# [Stated exercise]
Repeat each line of the material below exactly as it appears, minus any pictures.
---------- Supplied data ----------
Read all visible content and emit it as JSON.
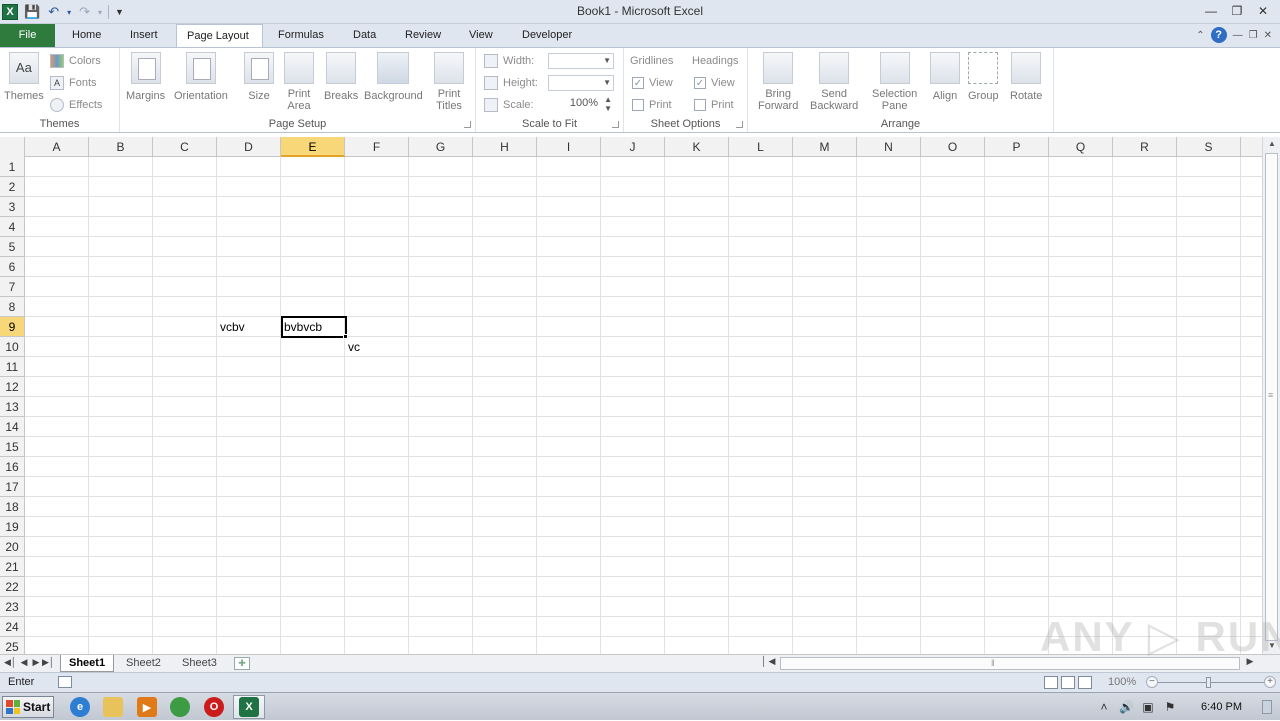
{
  "window": {
    "title": "Book1 - Microsoft Excel"
  },
  "qat": {
    "logo": "X",
    "save_icon": "save-icon",
    "undo_icon": "undo-icon",
    "redo_icon": "redo-icon"
  },
  "tabs": [
    {
      "label": "File"
    },
    {
      "label": "Home"
    },
    {
      "label": "Insert"
    },
    {
      "label": "Page Layout"
    },
    {
      "label": "Formulas"
    },
    {
      "label": "Data"
    },
    {
      "label": "Review"
    },
    {
      "label": "View"
    },
    {
      "label": "Developer"
    }
  ],
  "active_tab": "Page Layout",
  "ribbon": {
    "themes": {
      "label": "Themes",
      "themes_btn": "Themes",
      "colors": "Colors",
      "fonts": "Fonts",
      "effects": "Effects"
    },
    "page_setup": {
      "label": "Page Setup",
      "margins": "Margins",
      "orientation": "Orientation",
      "size": "Size",
      "print_area_1": "Print",
      "print_area_2": "Area",
      "breaks": "Breaks",
      "background": "Background",
      "print_titles_1": "Print",
      "print_titles_2": "Titles"
    },
    "scale_to_fit": {
      "label": "Scale to Fit",
      "width": "Width:",
      "height": "Height:",
      "scale": "Scale:",
      "scale_value": "100%"
    },
    "sheet_options": {
      "label": "Sheet Options",
      "gridlines": "Gridlines",
      "headings": "Headings",
      "view": "View",
      "print": "Print"
    },
    "arrange": {
      "label": "Arrange",
      "bring_forward_1": "Bring",
      "bring_forward_2": "Forward",
      "send_backward_1": "Send",
      "send_backward_2": "Backward",
      "selection_pane_1": "Selection",
      "selection_pane_2": "Pane",
      "align": "Align",
      "group": "Group",
      "rotate": "Rotate"
    }
  },
  "sheet": {
    "columns": [
      "A",
      "B",
      "C",
      "D",
      "E",
      "F",
      "G",
      "H",
      "I",
      "J",
      "K",
      "L",
      "M",
      "N",
      "O",
      "P",
      "Q",
      "R",
      "S"
    ],
    "selected_column": "E",
    "rows": [
      "1",
      "2",
      "3",
      "4",
      "5",
      "6",
      "7",
      "8",
      "9",
      "10",
      "11",
      "12",
      "13",
      "14",
      "15",
      "16",
      "17",
      "18",
      "19",
      "20",
      "21",
      "22",
      "23",
      "24",
      "25"
    ],
    "selected_row": "9",
    "cells": {
      "D9": "vcbv",
      "E9": "bvbvcb",
      "F10": "vc"
    }
  },
  "sheet_tabs": [
    {
      "label": "Sheet1"
    },
    {
      "label": "Sheet2"
    },
    {
      "label": "Sheet3"
    }
  ],
  "active_sheet": "Sheet1",
  "status": {
    "mode": "Enter",
    "zoom": "100%"
  },
  "taskbar": {
    "start": "Start",
    "clock": "6:40 PM"
  },
  "watermark": "ANY RUN"
}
----------
# [Solved problem]
Read all visible content and emit it as JSON.
{
  "window": {
    "title": "Book1 - Microsoft Excel"
  },
  "qat": {
    "logo": "X",
    "save_icon": "save-icon",
    "undo_icon": "undo-icon",
    "redo_icon": "redo-icon"
  },
  "tabs": [
    {
      "label": "File"
    },
    {
      "label": "Home"
    },
    {
      "label": "Insert"
    },
    {
      "label": "Page Layout"
    },
    {
      "label": "Formulas"
    },
    {
      "label": "Data"
    },
    {
      "label": "Review"
    },
    {
      "label": "View"
    },
    {
      "label": "Developer"
    }
  ],
  "active_tab": "Page Layout",
  "ribbon": {
    "themes": {
      "label": "Themes",
      "themes_btn": "Themes",
      "colors": "Colors",
      "fonts": "Fonts",
      "effects": "Effects"
    },
    "page_setup": {
      "label": "Page Setup",
      "margins": "Margins",
      "orientation": "Orientation",
      "size": "Size",
      "print_area_1": "Print",
      "print_area_2": "Area",
      "breaks": "Breaks",
      "background": "Background",
      "print_titles_1": "Print",
      "print_titles_2": "Titles"
    },
    "scale_to_fit": {
      "label": "Scale to Fit",
      "width": "Width:",
      "height": "Height:",
      "scale": "Scale:",
      "scale_value": "100%"
    },
    "sheet_options": {
      "label": "Sheet Options",
      "gridlines": "Gridlines",
      "headings": "Headings",
      "view": "View",
      "print": "Print"
    },
    "arrange": {
      "label": "Arrange",
      "bring_forward_1": "Bring",
      "bring_forward_2": "Forward",
      "send_backward_1": "Send",
      "send_backward_2": "Backward",
      "selection_pane_1": "Selection",
      "selection_pane_2": "Pane",
      "align": "Align",
      "group": "Group",
      "rotate": "Rotate"
    }
  },
  "sheet": {
    "columns": [
      "A",
      "B",
      "C",
      "D",
      "E",
      "F",
      "G",
      "H",
      "I",
      "J",
      "K",
      "L",
      "M",
      "N",
      "O",
      "P",
      "Q",
      "R",
      "S"
    ],
    "selected_column": "E",
    "rows": [
      "1",
      "2",
      "3",
      "4",
      "5",
      "6",
      "7",
      "8",
      "9",
      "10",
      "11",
      "12",
      "13",
      "14",
      "15",
      "16",
      "17",
      "18",
      "19",
      "20",
      "21",
      "22",
      "23",
      "24",
      "25"
    ],
    "selected_row": "9",
    "cells": {
      "D9": "vcbv",
      "E9": "bvbvcb",
      "F10": "vc"
    }
  },
  "sheet_tabs": [
    {
      "label": "Sheet1"
    },
    {
      "label": "Sheet2"
    },
    {
      "label": "Sheet3"
    }
  ],
  "active_sheet": "Sheet1",
  "status": {
    "mode": "Enter",
    "zoom": "100%"
  },
  "taskbar": {
    "start": "Start",
    "clock": "6:40 PM"
  },
  "watermark": "ANY RUN"
}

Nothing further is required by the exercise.